Task statement:
Give the count of lines holding the string "agora" and nothing else.
Start Data in this exercise
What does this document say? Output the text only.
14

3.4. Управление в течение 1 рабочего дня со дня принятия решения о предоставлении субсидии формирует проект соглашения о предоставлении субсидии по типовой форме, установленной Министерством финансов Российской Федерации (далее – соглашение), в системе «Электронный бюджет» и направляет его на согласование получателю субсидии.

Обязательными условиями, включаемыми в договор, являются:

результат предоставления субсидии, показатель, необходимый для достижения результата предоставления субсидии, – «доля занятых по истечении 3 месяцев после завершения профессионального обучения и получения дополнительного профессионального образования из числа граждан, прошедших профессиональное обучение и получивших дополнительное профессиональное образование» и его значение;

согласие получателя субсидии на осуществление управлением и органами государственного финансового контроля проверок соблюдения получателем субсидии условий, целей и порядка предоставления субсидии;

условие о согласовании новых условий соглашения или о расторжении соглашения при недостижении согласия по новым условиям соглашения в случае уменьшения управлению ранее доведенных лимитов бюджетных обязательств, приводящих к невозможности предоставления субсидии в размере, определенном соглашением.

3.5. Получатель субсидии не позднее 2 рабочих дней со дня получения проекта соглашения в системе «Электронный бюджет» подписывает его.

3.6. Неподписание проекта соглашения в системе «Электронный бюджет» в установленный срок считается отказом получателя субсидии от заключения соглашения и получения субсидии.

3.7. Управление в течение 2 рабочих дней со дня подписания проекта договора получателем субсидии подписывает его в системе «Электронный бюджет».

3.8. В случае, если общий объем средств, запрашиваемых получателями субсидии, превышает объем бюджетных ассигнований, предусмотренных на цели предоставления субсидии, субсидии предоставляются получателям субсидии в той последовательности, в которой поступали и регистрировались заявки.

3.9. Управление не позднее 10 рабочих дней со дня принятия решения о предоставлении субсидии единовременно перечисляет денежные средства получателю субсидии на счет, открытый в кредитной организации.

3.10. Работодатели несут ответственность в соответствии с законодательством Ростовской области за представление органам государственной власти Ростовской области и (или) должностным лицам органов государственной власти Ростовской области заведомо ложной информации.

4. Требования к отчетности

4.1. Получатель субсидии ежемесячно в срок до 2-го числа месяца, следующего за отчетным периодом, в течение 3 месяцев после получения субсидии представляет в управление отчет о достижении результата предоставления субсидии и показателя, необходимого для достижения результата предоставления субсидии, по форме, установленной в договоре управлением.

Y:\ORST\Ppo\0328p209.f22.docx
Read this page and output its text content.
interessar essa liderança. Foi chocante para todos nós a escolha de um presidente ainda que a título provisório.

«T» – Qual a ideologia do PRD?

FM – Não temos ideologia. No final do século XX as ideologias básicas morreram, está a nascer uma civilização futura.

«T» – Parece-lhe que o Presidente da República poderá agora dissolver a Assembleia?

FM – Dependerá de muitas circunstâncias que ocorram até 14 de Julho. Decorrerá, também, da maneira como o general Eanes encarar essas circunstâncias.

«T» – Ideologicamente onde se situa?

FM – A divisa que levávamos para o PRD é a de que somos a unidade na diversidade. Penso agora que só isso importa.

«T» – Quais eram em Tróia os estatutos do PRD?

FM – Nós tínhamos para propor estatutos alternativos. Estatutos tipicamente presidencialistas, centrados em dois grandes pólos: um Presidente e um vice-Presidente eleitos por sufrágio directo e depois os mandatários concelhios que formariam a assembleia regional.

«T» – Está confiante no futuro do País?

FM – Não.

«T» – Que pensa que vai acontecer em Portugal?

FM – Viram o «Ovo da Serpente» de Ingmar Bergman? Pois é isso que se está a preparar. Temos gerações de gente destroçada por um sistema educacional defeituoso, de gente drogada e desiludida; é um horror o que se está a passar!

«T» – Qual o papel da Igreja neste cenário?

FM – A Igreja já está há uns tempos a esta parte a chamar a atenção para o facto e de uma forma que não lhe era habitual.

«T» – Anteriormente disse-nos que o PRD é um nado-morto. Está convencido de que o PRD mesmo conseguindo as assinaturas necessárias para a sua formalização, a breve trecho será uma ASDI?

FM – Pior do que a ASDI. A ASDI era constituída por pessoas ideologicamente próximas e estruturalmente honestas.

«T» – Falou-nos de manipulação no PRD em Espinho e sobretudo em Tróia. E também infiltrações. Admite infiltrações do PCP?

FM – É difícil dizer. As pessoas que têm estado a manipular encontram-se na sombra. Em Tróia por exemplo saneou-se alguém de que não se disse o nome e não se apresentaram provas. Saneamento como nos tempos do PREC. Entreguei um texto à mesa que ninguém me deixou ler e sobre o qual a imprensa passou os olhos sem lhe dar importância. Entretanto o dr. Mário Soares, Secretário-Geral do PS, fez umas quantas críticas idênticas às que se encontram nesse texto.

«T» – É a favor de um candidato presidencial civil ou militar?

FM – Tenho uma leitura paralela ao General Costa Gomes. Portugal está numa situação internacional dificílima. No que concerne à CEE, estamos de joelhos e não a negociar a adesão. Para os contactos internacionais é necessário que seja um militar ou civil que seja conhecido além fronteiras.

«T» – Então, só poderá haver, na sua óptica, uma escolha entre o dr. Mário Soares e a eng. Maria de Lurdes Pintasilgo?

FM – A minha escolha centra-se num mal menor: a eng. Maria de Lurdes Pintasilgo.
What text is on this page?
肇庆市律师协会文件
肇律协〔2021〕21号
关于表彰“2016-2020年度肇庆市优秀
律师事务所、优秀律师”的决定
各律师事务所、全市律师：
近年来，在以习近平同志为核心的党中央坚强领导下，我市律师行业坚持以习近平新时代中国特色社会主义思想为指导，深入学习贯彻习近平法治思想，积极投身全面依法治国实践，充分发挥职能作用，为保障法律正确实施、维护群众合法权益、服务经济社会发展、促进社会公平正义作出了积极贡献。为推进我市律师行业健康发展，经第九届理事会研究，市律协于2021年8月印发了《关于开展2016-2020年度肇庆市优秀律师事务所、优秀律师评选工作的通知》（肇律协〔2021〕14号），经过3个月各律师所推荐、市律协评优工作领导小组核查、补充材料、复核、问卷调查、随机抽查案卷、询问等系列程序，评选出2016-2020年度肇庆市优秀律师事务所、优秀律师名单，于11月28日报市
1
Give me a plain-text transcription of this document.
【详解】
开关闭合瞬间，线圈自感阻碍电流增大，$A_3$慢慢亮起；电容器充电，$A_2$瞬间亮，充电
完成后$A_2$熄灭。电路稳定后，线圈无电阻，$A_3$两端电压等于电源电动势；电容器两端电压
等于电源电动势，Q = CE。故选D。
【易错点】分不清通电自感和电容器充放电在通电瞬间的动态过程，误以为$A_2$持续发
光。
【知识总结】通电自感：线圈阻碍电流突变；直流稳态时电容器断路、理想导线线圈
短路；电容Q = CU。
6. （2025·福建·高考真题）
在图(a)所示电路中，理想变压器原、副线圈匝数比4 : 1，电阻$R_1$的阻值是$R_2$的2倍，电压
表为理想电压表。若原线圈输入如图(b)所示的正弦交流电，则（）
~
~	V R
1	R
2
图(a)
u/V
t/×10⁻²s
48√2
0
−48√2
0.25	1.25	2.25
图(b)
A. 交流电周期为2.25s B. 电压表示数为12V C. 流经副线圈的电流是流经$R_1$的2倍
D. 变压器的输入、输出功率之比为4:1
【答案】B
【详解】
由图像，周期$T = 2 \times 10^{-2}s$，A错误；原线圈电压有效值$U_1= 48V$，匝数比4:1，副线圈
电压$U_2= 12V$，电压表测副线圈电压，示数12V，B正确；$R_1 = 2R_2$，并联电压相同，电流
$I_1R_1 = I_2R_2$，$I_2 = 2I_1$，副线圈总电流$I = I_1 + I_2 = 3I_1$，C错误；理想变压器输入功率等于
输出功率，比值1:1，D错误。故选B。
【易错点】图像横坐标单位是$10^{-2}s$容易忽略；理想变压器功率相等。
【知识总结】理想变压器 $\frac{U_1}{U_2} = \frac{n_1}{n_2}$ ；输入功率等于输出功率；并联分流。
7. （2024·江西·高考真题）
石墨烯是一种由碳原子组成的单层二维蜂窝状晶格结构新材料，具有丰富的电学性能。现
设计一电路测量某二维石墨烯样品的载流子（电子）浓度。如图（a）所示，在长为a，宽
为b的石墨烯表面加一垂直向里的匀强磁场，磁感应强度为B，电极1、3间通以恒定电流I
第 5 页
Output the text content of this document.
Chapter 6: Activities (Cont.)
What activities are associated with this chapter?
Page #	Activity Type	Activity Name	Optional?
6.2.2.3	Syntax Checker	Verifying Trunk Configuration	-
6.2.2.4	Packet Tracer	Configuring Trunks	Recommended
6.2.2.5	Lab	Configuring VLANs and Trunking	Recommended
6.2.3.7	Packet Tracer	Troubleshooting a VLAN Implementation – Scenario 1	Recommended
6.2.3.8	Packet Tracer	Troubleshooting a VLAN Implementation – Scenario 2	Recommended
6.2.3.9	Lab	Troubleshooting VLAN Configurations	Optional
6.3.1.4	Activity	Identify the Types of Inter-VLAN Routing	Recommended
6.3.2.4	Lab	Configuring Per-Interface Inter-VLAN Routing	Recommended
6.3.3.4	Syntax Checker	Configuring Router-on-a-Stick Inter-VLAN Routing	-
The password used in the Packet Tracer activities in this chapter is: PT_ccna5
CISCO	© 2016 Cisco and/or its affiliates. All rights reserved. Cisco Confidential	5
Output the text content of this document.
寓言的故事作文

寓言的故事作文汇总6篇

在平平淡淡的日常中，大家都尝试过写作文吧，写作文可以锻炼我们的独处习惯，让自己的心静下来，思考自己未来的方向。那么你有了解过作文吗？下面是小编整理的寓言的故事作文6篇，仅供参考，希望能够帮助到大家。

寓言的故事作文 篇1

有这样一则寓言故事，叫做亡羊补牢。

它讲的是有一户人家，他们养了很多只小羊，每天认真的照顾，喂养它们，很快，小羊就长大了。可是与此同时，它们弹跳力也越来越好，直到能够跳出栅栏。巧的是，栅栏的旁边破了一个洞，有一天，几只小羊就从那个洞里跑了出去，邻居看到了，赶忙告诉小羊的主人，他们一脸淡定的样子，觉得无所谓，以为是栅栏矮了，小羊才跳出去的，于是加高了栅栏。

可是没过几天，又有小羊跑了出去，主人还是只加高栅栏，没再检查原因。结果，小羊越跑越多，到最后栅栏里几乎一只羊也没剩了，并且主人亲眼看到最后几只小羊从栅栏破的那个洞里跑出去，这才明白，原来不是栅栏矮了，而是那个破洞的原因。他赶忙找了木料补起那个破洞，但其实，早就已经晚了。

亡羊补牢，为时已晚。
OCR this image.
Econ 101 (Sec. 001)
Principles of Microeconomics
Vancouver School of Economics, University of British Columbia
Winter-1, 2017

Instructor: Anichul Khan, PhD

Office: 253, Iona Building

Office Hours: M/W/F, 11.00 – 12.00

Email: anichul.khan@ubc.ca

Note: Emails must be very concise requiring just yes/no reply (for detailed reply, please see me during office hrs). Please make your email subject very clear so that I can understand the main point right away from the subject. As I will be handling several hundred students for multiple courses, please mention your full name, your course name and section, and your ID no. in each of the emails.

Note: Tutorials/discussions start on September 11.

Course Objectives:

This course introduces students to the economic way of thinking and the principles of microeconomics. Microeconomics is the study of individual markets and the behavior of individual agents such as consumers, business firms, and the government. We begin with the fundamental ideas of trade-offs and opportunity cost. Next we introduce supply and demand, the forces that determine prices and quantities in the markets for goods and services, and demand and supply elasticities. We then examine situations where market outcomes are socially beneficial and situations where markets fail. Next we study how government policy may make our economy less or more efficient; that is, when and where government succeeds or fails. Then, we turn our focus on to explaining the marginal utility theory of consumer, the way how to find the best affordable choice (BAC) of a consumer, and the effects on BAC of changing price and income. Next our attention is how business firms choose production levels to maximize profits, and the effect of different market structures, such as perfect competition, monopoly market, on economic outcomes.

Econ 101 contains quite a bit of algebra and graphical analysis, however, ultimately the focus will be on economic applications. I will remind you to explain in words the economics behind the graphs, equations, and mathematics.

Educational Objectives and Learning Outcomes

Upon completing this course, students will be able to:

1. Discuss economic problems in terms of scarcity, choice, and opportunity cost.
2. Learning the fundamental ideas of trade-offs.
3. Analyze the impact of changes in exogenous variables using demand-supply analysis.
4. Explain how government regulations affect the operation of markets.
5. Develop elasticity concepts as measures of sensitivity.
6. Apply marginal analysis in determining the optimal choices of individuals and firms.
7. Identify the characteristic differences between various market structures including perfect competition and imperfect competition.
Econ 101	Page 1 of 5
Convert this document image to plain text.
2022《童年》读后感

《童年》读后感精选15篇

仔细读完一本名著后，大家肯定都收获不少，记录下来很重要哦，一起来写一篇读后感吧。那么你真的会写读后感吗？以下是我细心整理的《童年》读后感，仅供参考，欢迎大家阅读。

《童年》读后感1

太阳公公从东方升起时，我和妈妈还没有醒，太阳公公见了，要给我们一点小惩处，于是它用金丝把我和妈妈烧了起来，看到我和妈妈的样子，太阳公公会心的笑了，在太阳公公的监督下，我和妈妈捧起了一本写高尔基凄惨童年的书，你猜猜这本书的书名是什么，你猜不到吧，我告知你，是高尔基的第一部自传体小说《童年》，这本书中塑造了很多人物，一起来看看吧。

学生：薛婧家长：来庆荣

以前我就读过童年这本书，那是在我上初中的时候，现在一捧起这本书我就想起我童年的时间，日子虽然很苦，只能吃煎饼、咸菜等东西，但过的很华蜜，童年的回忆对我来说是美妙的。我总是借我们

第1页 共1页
End Data in this exercise
Answer to the problem:
2